:: Problem ::
Transcribe the material below exactly as it appears.

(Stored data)
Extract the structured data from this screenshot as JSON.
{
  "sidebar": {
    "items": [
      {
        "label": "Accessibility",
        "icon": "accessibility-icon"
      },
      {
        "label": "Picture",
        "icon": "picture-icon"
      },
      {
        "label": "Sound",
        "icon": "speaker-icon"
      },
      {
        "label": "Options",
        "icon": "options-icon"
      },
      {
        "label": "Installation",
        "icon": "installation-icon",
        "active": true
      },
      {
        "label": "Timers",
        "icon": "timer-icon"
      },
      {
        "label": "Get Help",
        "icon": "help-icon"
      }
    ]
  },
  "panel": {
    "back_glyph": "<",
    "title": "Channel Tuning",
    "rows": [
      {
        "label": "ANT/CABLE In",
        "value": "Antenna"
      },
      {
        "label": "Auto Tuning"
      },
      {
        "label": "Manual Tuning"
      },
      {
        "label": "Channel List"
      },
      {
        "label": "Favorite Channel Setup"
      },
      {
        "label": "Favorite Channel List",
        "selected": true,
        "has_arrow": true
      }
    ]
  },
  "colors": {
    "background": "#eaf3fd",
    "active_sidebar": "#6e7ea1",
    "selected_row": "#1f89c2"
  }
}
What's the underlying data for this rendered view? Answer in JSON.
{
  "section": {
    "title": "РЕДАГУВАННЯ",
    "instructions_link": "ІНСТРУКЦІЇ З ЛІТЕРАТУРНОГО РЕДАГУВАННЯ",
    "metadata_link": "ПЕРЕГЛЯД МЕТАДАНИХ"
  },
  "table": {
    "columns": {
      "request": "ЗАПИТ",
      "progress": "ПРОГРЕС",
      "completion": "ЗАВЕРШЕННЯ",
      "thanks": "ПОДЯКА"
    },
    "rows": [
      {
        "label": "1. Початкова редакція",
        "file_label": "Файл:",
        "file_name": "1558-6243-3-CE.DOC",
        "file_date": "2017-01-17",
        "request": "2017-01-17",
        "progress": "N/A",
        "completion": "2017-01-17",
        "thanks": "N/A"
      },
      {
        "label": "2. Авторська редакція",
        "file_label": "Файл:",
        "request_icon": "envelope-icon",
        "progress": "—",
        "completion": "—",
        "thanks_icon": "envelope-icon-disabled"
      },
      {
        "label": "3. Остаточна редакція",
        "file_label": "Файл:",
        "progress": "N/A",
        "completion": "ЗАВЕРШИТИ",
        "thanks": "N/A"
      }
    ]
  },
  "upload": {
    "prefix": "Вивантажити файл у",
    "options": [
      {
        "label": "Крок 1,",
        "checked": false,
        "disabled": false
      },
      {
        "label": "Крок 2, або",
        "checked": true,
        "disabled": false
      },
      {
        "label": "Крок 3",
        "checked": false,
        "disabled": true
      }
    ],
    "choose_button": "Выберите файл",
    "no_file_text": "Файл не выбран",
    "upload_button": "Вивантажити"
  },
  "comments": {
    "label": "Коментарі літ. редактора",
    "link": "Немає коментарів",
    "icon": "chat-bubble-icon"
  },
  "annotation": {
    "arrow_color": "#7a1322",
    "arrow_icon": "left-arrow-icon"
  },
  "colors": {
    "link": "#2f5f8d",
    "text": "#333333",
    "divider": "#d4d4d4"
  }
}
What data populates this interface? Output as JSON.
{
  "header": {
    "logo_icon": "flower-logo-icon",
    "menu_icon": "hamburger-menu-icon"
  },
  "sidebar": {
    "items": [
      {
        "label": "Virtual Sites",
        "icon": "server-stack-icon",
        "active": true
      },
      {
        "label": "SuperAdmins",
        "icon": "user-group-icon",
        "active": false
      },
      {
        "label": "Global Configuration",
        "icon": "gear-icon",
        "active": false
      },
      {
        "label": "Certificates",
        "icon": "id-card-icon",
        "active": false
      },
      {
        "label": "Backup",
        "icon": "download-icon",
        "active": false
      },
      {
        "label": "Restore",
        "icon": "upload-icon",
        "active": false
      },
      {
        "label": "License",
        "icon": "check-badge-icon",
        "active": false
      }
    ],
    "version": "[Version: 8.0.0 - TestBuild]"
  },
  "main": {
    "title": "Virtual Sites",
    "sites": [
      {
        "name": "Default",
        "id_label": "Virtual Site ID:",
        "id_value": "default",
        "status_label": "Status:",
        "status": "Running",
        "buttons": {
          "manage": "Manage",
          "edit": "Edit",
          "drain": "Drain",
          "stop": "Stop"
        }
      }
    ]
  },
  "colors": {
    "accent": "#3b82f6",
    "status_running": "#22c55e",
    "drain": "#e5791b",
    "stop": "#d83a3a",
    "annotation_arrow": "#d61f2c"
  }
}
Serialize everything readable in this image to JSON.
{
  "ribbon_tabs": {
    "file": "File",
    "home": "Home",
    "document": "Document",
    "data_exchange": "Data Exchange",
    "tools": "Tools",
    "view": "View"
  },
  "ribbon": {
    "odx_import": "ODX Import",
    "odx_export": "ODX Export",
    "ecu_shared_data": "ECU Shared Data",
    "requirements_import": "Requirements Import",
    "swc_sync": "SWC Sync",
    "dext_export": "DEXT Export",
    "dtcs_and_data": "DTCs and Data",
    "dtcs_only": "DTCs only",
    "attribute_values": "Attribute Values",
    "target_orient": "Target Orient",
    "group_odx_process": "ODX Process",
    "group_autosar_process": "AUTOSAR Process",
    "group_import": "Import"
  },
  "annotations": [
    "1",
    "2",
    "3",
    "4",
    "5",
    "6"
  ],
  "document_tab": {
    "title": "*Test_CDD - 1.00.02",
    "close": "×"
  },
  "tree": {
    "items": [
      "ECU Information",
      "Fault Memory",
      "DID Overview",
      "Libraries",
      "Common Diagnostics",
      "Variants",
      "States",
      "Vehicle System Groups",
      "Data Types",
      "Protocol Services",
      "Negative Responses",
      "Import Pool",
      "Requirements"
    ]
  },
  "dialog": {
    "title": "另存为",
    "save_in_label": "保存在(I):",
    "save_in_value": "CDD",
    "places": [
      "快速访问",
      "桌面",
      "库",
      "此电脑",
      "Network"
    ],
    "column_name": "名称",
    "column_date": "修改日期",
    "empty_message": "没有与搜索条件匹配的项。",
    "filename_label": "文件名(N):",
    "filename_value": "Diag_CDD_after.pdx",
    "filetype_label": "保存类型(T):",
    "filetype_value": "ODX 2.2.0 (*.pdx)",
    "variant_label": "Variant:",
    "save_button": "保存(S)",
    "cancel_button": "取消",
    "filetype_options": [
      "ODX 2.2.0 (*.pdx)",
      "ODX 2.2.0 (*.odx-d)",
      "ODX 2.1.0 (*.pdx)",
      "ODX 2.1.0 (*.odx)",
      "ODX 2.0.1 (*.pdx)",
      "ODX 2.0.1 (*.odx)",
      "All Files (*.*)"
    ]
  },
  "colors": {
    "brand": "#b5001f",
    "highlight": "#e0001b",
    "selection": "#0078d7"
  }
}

:: Answer in full ::
Extract the structured data from this screenshot as JSON.
{
  "sidebar": {
    "items": [
      {
        "label": "Accessibility",
        "icon": "accessibility-icon"
      },
      {
        "label": "Picture",
        "icon": "picture-icon"
      },
      {
        "label": "Sound",
        "icon": "speaker-icon"
      },
      {
        "label": "Options",
        "icon": "options-icon"
      },
      {
        "label": "Installation",
        "icon": "installation-icon",
        "active": true
      },
      {
        "label": "Timers",
        "icon": "timer-icon"
      },
      {
        "label": "Get Help",
        "icon": "help-icon"
      }
    ]
  },
  "panel": {
    "back_glyph": "<",
    "title": "Channel Tuning",
    "rows": [
      {
        "label": "ANT/CABLE In",
        "value": "Antenna"
      },
      {
        "label": "Auto Tuning"
      },
      {
        "label": "Manual Tuning"
      },
      {
        "label": "Channel List"
      },
      {
        "label": "Favorite Channel Setup"
      },
      {
        "label": "Favorite Channel List",
        "selected": true,
        "has_arrow": true
      }
    ]
  },
  "colors": {
    "background": "#eaf3fd",
    "active_sidebar": "#6e7ea1",
    "selected_row": "#1f89c2"
  }
}
What's the underlying data for this rendered view? Answer in JSON.
{
  "section": {
    "title": "РЕДАГУВАННЯ",
    "instructions_link": "ІНСТРУКЦІЇ З ЛІТЕРАТУРНОГО РЕДАГУВАННЯ",
    "metadata_link": "ПЕРЕГЛЯД МЕТАДАНИХ"
  },
  "table": {
    "columns": {
      "request": "ЗАПИТ",
      "progress": "ПРОГРЕС",
      "completion": "ЗАВЕРШЕННЯ",
      "thanks": "ПОДЯКА"
    },
    "rows": [
      {
        "label": "1. Початкова редакція",
        "file_label": "Файл:",
        "file_name": "1558-6243-3-CE.DOC",
        "file_date": "2017-01-17",
        "request": "2017-01-17",
        "progress": "N/A",
        "completion": "2017-01-17",
        "thanks": "N/A"
      },
      {
        "label": "2. Авторська редакція",
        "file_label": "Файл:",
        "request_icon": "envelope-icon",
        "progress": "—",
        "completion": "—",
        "thanks_icon": "envelope-icon-disabled"
      },
      {
        "label": "3. Остаточна редакція",
        "file_label": "Файл:",
        "progress": "N/A",
        "completion": "ЗАВЕРШИТИ",
        "thanks": "N/A"
      }
    ]
  },
  "upload": {
    "prefix": "Вивантажити файл у",
    "options": [
      {
        "label": "Крок 1,",
        "checked": false,
        "disabled": false
      },
      {
        "label": "Крок 2, або",
        "checked": true,
        "disabled": false
      },
      {
        "label": "Крок 3",
        "checked": false,
        "disabled": true
      }
    ],
    "choose_button": "Выберите файл",
    "no_file_text": "Файл не выбран",
    "upload_button": "Вивантажити"
  },
  "comments": {
    "label": "Коментарі літ. редактора",
    "link": "Немає коментарів",
    "icon": "chat-bubble-icon"
  },
  "annotation": {
    "arrow_color": "#7a1322",
    "arrow_icon": "left-arrow-icon"
  },
  "colors": {
    "link": "#2f5f8d",
    "text": "#333333",
    "divider": "#d4d4d4"
  }
}
What data populates this interface? Output as JSON.
{
  "header": {
    "logo_icon": "flower-logo-icon",
    "menu_icon": "hamburger-menu-icon"
  },
  "sidebar": {
    "items": [
      {
        "label": "Virtual Sites",
        "icon": "server-stack-icon",
        "active": true
      },
      {
        "label": "SuperAdmins",
        "icon": "user-group-icon",
        "active": false
      },
      {
        "label": "Global Configuration",
        "icon": "gear-icon",
        "active": false
      },
      {
        "label": "Certificates",
        "icon": "id-card-icon",
        "active": false
      },
      {
        "label": "Backup",
        "icon": "download-icon",
        "active": false
      },
      {
        "label": "Restore",
        "icon": "upload-icon",
        "active": false
      },
      {
        "label": "License",
        "icon": "check-badge-icon",
        "active": false
      }
    ],
    "version": "[Version: 8.0.0 - TestBuild]"
  },
  "main": {
    "title": "Virtual Sites",
    "sites": [
      {
        "name": "Default",
        "id_label": "Virtual Site ID:",
        "id_value": "default",
        "status_label": "Status:",
        "status": "Running",
        "buttons": {
          "manage": "Manage",
          "edit": "Edit",
          "drain": "Drain",
          "stop": "Stop"
        }
      }
    ]
  },
  "colors": {
    "accent": "#3b82f6",
    "status_running": "#22c55e",
    "drain": "#e5791b",
    "stop": "#d83a3a",
    "annotation_arrow": "#d61f2c"
  }
}
Serialize everything readable in this image to JSON.
{
  "ribbon_tabs": {
    "file": "File",
    "home": "Home",
    "document": "Document",
    "data_exchange": "Data Exchange",
    "tools": "Tools",
    "view": "View"
  },
  "ribbon": {
    "odx_import": "ODX Import",
    "odx_export": "ODX Export",
    "ecu_shared_data": "ECU Shared Data",
    "requirements_import": "Requirements Import",
    "swc_sync": "SWC Sync",
    "dext_export": "DEXT Export",
    "dtcs_and_data": "DTCs and Data",
    "dtcs_only": "DTCs only",
    "attribute_values": "Attribute Values",
    "target_orient": "Target Orient",
    "group_odx_process": "ODX Process",
    "group_autosar_process": "AUTOSAR Process",
    "group_import": "Import"
  },
  "annotations": [
    "1",
    "2",
    "3",
    "4",
    "5",
    "6"
  ],
  "document_tab": {
    "title": "*Test_CDD - 1.00.02",
    "close": "×"
  },
  "tree": {
    "items": [
      "ECU Information",
      "Fault Memory",
      "DID Overview",
      "Libraries",
      "Common Diagnostics",
      "Variants",
      "States",
      "Vehicle System Groups",
      "Data Types",
      "Protocol Services",
      "Negative Responses",
      "Import Pool",
      "Requirements"
    ]
  },
  "dialog": {
    "title": "另存为",
    "save_in_label": "保存在(I):",
    "save_in_value": "CDD",
    "places": [
      "快速访问",
      "桌面",
      "库",
      "此电脑",
      "Network"
    ],
    "column_name": "名称",
    "column_date": "修改日期",
    "empty_message": "没有与搜索条件匹配的项。",
    "filename_label": "文件名(N):",
    "filename_value": "Diag_CDD_after.pdx",
    "filetype_label": "保存类型(T):",
    "filetype_value": "ODX 2.2.0 (*.pdx)",
    "variant_label": "Variant:",
    "save_button": "保存(S)",
    "cancel_button": "取消",
    "filetype_options": [
      "ODX 2.2.0 (*.pdx)",
      "ODX 2.2.0 (*.odx-d)",
      "ODX 2.1.0 (*.pdx)",
      "ODX 2.1.0 (*.odx)",
      "ODX 2.0.1 (*.pdx)",
      "ODX 2.0.1 (*.odx)",
      "All Files (*.*)"
    ]
  },
  "colors": {
    "brand": "#b5001f",
    "highlight": "#e0001b",
    "selection": "#0078d7"
  }
}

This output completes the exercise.